[Listings of boxed layout items]
· · · · · · ·
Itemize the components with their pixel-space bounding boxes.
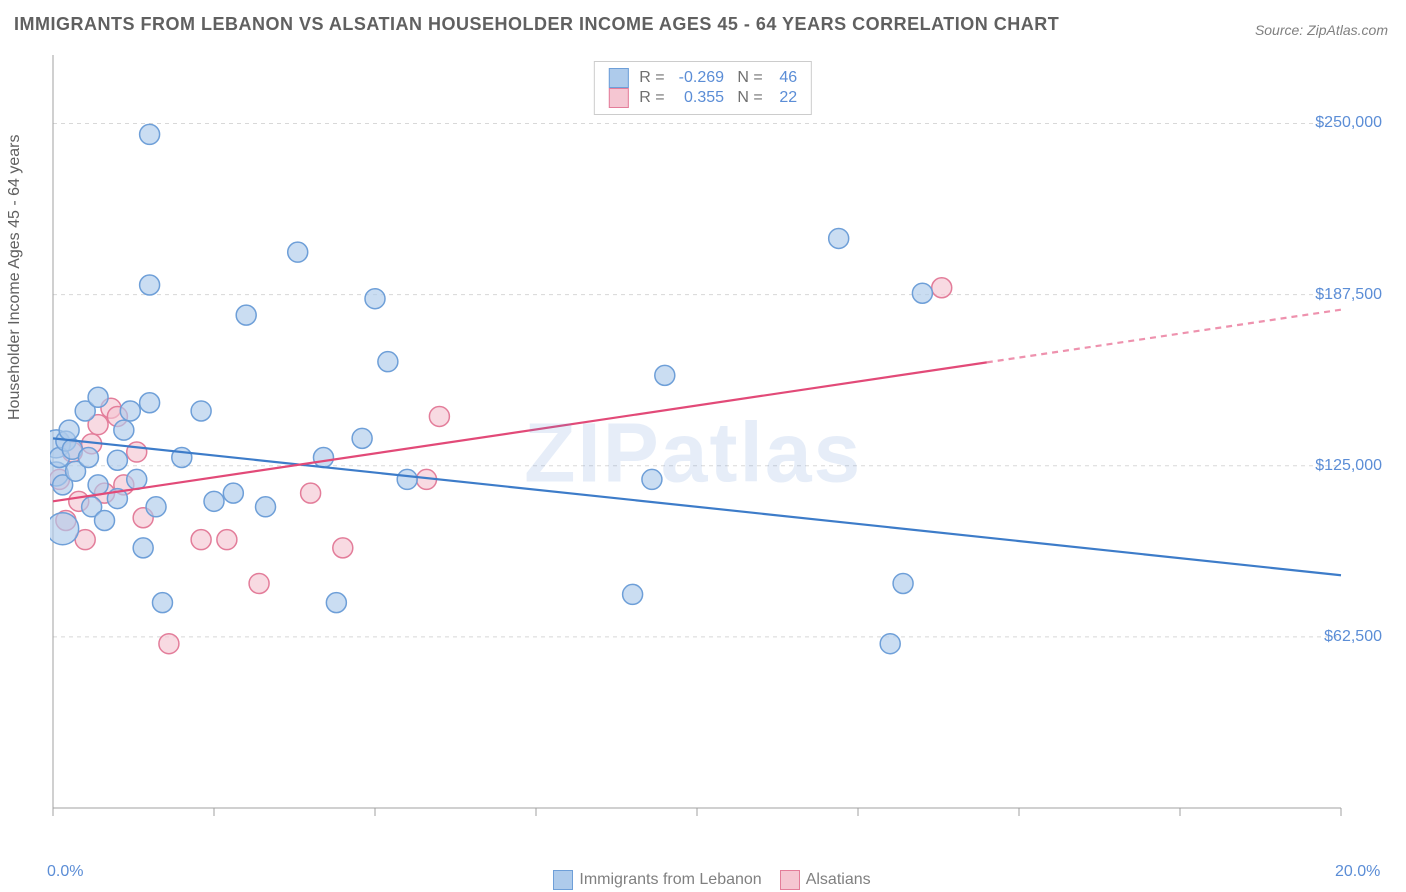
series-legend: Immigrants from Lebanon Alsatians <box>0 870 1406 890</box>
source-label: Source: ZipAtlas.com <box>1255 22 1388 38</box>
y-tick-label: $250,000 <box>1315 114 1382 132</box>
chart-title: IMMIGRANTS FROM LEBANON VS ALSATIAN HOUS… <box>14 14 1059 35</box>
y-tick-label: $187,500 <box>1315 286 1382 304</box>
chart-area: ZIPatlas $62,500$125,000$187,500$250,000… <box>50 55 1390 885</box>
legend-label: Alsatians <box>806 871 871 888</box>
scatter-plot <box>50 55 1390 855</box>
y-axis-label: Householder Income Ages 45 - 64 years <box>6 135 24 421</box>
y-tick-label: $125,000 <box>1315 457 1382 475</box>
correlation-legend: R = -0.269 N = 46 R = 0.355 N = 22 <box>594 61 812 115</box>
y-tick-label: $62,500 <box>1324 628 1382 646</box>
legend-label: Immigrants from Lebanon <box>579 871 761 888</box>
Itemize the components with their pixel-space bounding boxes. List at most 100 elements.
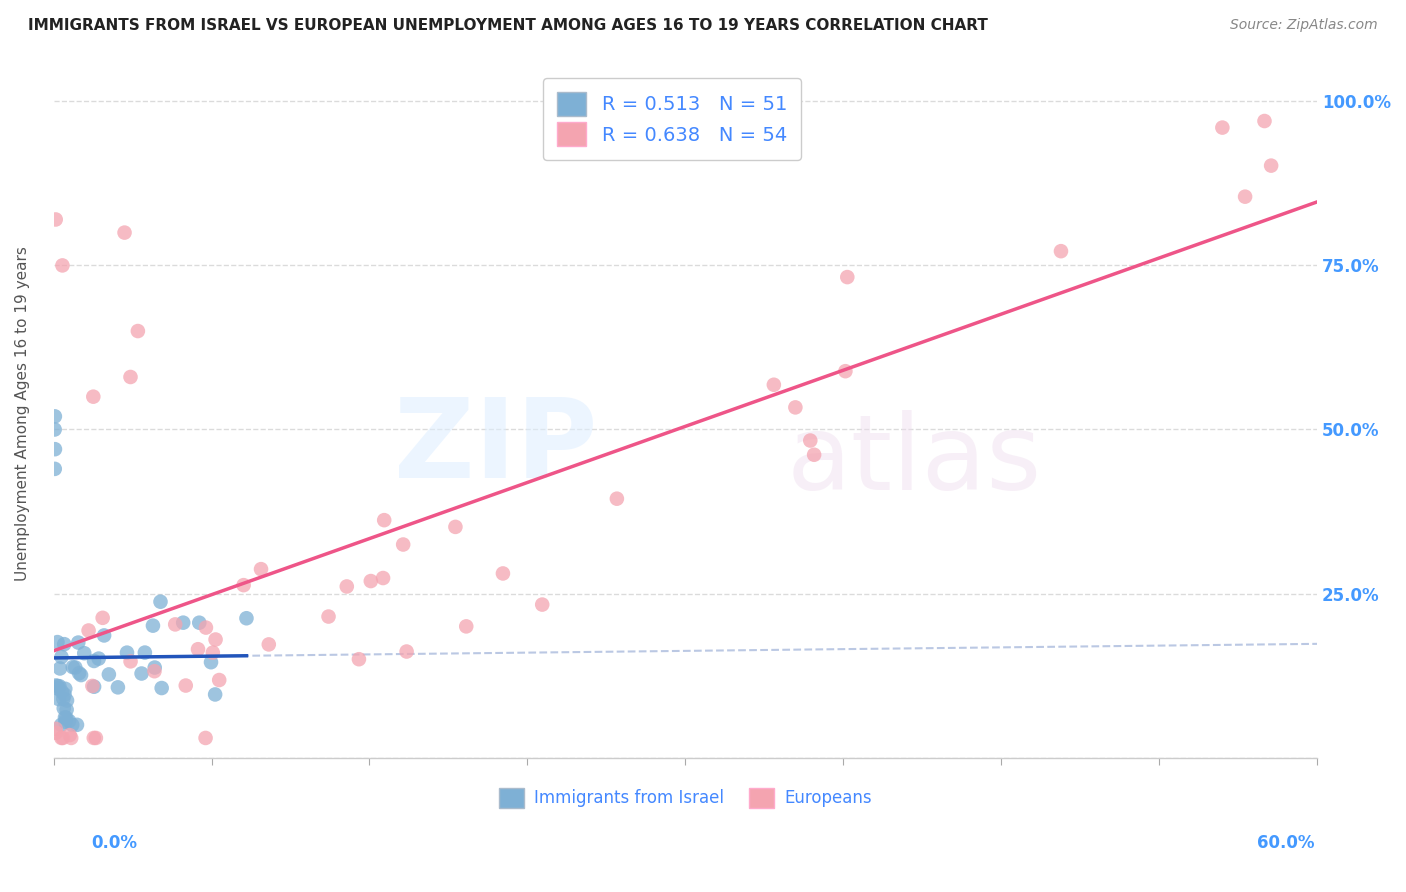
Point	[115, 646, 138, 660]
Point	[62, 660, 84, 674]
Point	[1253, 114, 1275, 128]
Text: ZIP: ZIP	[394, 394, 598, 501]
Point	[83, 654, 105, 668]
Point	[235, 611, 257, 625]
Point	[52, 731, 75, 745]
Point	[60, 718, 83, 732]
Text: atlas: atlas	[786, 410, 1042, 512]
Point	[232, 578, 254, 592]
Point	[44, 409, 66, 424]
Point	[165, 617, 187, 632]
Point	[59, 728, 82, 742]
Point	[87, 651, 110, 665]
Point	[53, 688, 76, 702]
Point	[53, 681, 76, 696]
Point	[46, 679, 69, 693]
Point	[56, 693, 79, 707]
Point	[1050, 244, 1073, 259]
Point	[55, 703, 77, 717]
Point	[194, 621, 217, 635]
Point	[143, 660, 166, 674]
Point	[67, 666, 90, 681]
Point	[174, 679, 197, 693]
Point	[65, 660, 87, 674]
Point	[48, 679, 70, 693]
Point	[45, 678, 67, 692]
Point	[318, 609, 340, 624]
Point	[194, 731, 217, 745]
Point	[44, 422, 66, 436]
Point	[837, 270, 859, 285]
Point	[77, 624, 100, 638]
Point	[114, 226, 136, 240]
Point	[785, 401, 807, 415]
Point	[97, 667, 120, 681]
Point	[204, 688, 226, 702]
Text: Source: ZipAtlas.com: Source: ZipAtlas.com	[1230, 18, 1378, 32]
Point	[134, 646, 156, 660]
Point	[201, 646, 224, 660]
Point	[127, 324, 149, 338]
Legend: Immigrants from Israel, Europeans: Immigrants from Israel, Europeans	[492, 781, 879, 814]
Point	[371, 571, 394, 585]
Point	[187, 642, 209, 657]
Point	[49, 661, 72, 675]
Point	[51, 649, 73, 664]
Text: 0.0%: 0.0%	[91, 834, 138, 852]
Point	[107, 681, 129, 695]
Point	[45, 726, 67, 740]
Text: IMMIGRANTS FROM ISRAEL VS EUROPEAN UNEMPLOYMENT AMONG AGES 16 TO 19 YEARS CORREL: IMMIGRANTS FROM ISRAEL VS EUROPEAN UNEMP…	[28, 18, 988, 33]
Point	[188, 615, 211, 630]
Point	[66, 718, 89, 732]
Point	[373, 513, 395, 527]
Point	[200, 655, 222, 669]
Point	[46, 635, 69, 649]
Point	[51, 718, 73, 732]
Point	[395, 644, 418, 658]
Point	[53, 710, 76, 724]
Point	[52, 691, 75, 706]
Point	[70, 668, 93, 682]
Point	[250, 562, 273, 576]
Point	[60, 731, 83, 745]
Point	[51, 684, 73, 698]
Point	[444, 520, 467, 534]
Point	[55, 711, 77, 725]
Point	[257, 637, 280, 651]
Point	[131, 666, 153, 681]
Point	[799, 434, 821, 448]
Point	[762, 377, 785, 392]
Point	[44, 462, 66, 476]
Point	[120, 654, 142, 668]
Point	[83, 731, 105, 745]
Point	[45, 722, 67, 736]
Point	[834, 364, 856, 378]
Point	[48, 692, 70, 706]
Text: 60.0%: 60.0%	[1257, 834, 1315, 852]
Point	[531, 598, 554, 612]
Point	[73, 646, 96, 660]
Point	[150, 681, 173, 695]
Point	[336, 579, 359, 593]
Point	[142, 618, 165, 632]
Point	[208, 673, 231, 687]
Point	[82, 679, 104, 693]
Point	[53, 714, 76, 729]
Point	[93, 628, 115, 642]
Point	[172, 615, 194, 630]
Point	[53, 637, 76, 651]
Point	[91, 611, 114, 625]
Point	[143, 664, 166, 678]
Point	[1234, 189, 1257, 203]
Y-axis label: Unemployment Among Ages 16 to 19 years: Unemployment Among Ages 16 to 19 years	[15, 245, 30, 581]
Point	[44, 442, 66, 457]
Point	[360, 574, 382, 588]
Point	[149, 595, 172, 609]
Point	[67, 635, 90, 649]
Point	[58, 714, 80, 728]
Point	[51, 731, 73, 745]
Point	[606, 491, 628, 506]
Point	[83, 680, 105, 694]
Point	[52, 701, 75, 715]
Point	[84, 731, 107, 745]
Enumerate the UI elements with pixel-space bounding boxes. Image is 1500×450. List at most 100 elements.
· · · · · · ·
What the task asks: Reproduce every listing above verbatim, leaving the pictures out.

Output below:
Itemize the components with their pixel-space bounding boxes.
series-legend: Immigrants from Lebanon Alsatians <box>0 870 1406 890</box>
source-label: Source: ZipAtlas.com <box>1255 22 1388 38</box>
y-tick-label: $250,000 <box>1315 114 1382 132</box>
chart-title: IMMIGRANTS FROM LEBANON VS ALSATIAN HOUS… <box>14 14 1059 35</box>
y-tick-label: $187,500 <box>1315 286 1382 304</box>
chart-area: ZIPatlas $62,500$125,000$187,500$250,000… <box>50 55 1390 885</box>
legend-label: Alsatians <box>806 871 871 888</box>
scatter-plot <box>50 55 1390 855</box>
y-axis-label: Householder Income Ages 45 - 64 years <box>6 135 24 421</box>
y-tick-label: $125,000 <box>1315 457 1382 475</box>
correlation-legend: R = -0.269 N = 46 R = 0.355 N = 22 <box>594 61 812 115</box>
y-tick-label: $62,500 <box>1324 628 1382 646</box>
legend-label: Immigrants from Lebanon <box>579 871 761 888</box>
Itemize the components with their pixel-space bounding boxes. List at most 100 elements.
Point	[115, 646, 138, 660]
Point	[62, 660, 84, 674]
Point	[1253, 114, 1275, 128]
Text: ZIP: ZIP	[394, 394, 598, 501]
Point	[83, 654, 105, 668]
Point	[235, 611, 257, 625]
Point	[52, 731, 75, 745]
Point	[60, 718, 83, 732]
Text: atlas: atlas	[786, 410, 1042, 512]
Point	[232, 578, 254, 592]
Point	[44, 409, 66, 424]
Point	[165, 617, 187, 632]
Point	[59, 728, 82, 742]
Point	[87, 651, 110, 665]
Point	[53, 688, 76, 702]
Point	[53, 681, 76, 696]
Point	[46, 679, 69, 693]
Point	[56, 693, 79, 707]
Point	[1050, 244, 1073, 259]
Point	[55, 703, 77, 717]
Point	[194, 621, 217, 635]
Point	[143, 660, 166, 674]
Point	[67, 666, 90, 681]
Point	[174, 679, 197, 693]
Point	[65, 660, 87, 674]
Point	[48, 679, 70, 693]
Point	[45, 678, 67, 692]
Point	[318, 609, 340, 624]
Point	[194, 731, 217, 745]
Point	[44, 422, 66, 436]
Point	[837, 270, 859, 285]
Point	[77, 624, 100, 638]
Point	[114, 226, 136, 240]
Point	[785, 401, 807, 415]
Point	[97, 667, 120, 681]
Point	[204, 688, 226, 702]
Text: Source: ZipAtlas.com: Source: ZipAtlas.com	[1230, 18, 1378, 32]
Point	[134, 646, 156, 660]
Point	[201, 646, 224, 660]
Point	[127, 324, 149, 338]
Legend: Immigrants from Israel, Europeans: Immigrants from Israel, Europeans	[492, 781, 879, 814]
Point	[371, 571, 394, 585]
Point	[187, 642, 209, 657]
Point	[49, 661, 72, 675]
Point	[51, 649, 73, 664]
Text: 0.0%: 0.0%	[91, 834, 138, 852]
Point	[107, 681, 129, 695]
Point	[45, 726, 67, 740]
Text: IMMIGRANTS FROM ISRAEL VS EUROPEAN UNEMPLOYMENT AMONG AGES 16 TO 19 YEARS CORREL: IMMIGRANTS FROM ISRAEL VS EUROPEAN UNEMP…	[28, 18, 988, 33]
Point	[188, 615, 211, 630]
Point	[66, 718, 89, 732]
Point	[373, 513, 395, 527]
Point	[200, 655, 222, 669]
Point	[46, 635, 69, 649]
Point	[51, 718, 73, 732]
Point	[395, 644, 418, 658]
Point	[53, 710, 76, 724]
Point	[52, 691, 75, 706]
Point	[70, 668, 93, 682]
Point	[250, 562, 273, 576]
Point	[60, 731, 83, 745]
Point	[51, 684, 73, 698]
Point	[444, 520, 467, 534]
Point	[55, 711, 77, 725]
Point	[257, 637, 280, 651]
Point	[131, 666, 153, 681]
Point	[799, 434, 821, 448]
Point	[762, 377, 785, 392]
Point	[44, 462, 66, 476]
Point	[120, 654, 142, 668]
Point	[83, 731, 105, 745]
Point	[45, 722, 67, 736]
Point	[834, 364, 856, 378]
Point	[48, 692, 70, 706]
Text: 60.0%: 60.0%	[1257, 834, 1315, 852]
Point	[531, 598, 554, 612]
Point	[73, 646, 96, 660]
Point	[150, 681, 173, 695]
Point	[336, 579, 359, 593]
Point	[142, 618, 165, 632]
Point	[208, 673, 231, 687]
Point	[82, 679, 104, 693]
Point	[53, 714, 76, 729]
Point	[93, 628, 115, 642]
Point	[172, 615, 194, 630]
Point	[53, 637, 76, 651]
Point	[91, 611, 114, 625]
Point	[143, 664, 166, 678]
Point	[1234, 189, 1257, 203]
Y-axis label: Unemployment Among Ages 16 to 19 years: Unemployment Among Ages 16 to 19 years	[15, 245, 30, 581]
Point	[44, 442, 66, 457]
Point	[360, 574, 382, 588]
Point	[149, 595, 172, 609]
Point	[67, 635, 90, 649]
Point	[58, 714, 80, 728]
Point	[51, 731, 73, 745]
Point	[606, 491, 628, 506]
Point	[83, 680, 105, 694]
Point	[52, 701, 75, 715]
Point	[84, 731, 107, 745]
Enumerate the UI elements with pixel-space bounding boxes. Image is 1500×450. List at most 100 elements.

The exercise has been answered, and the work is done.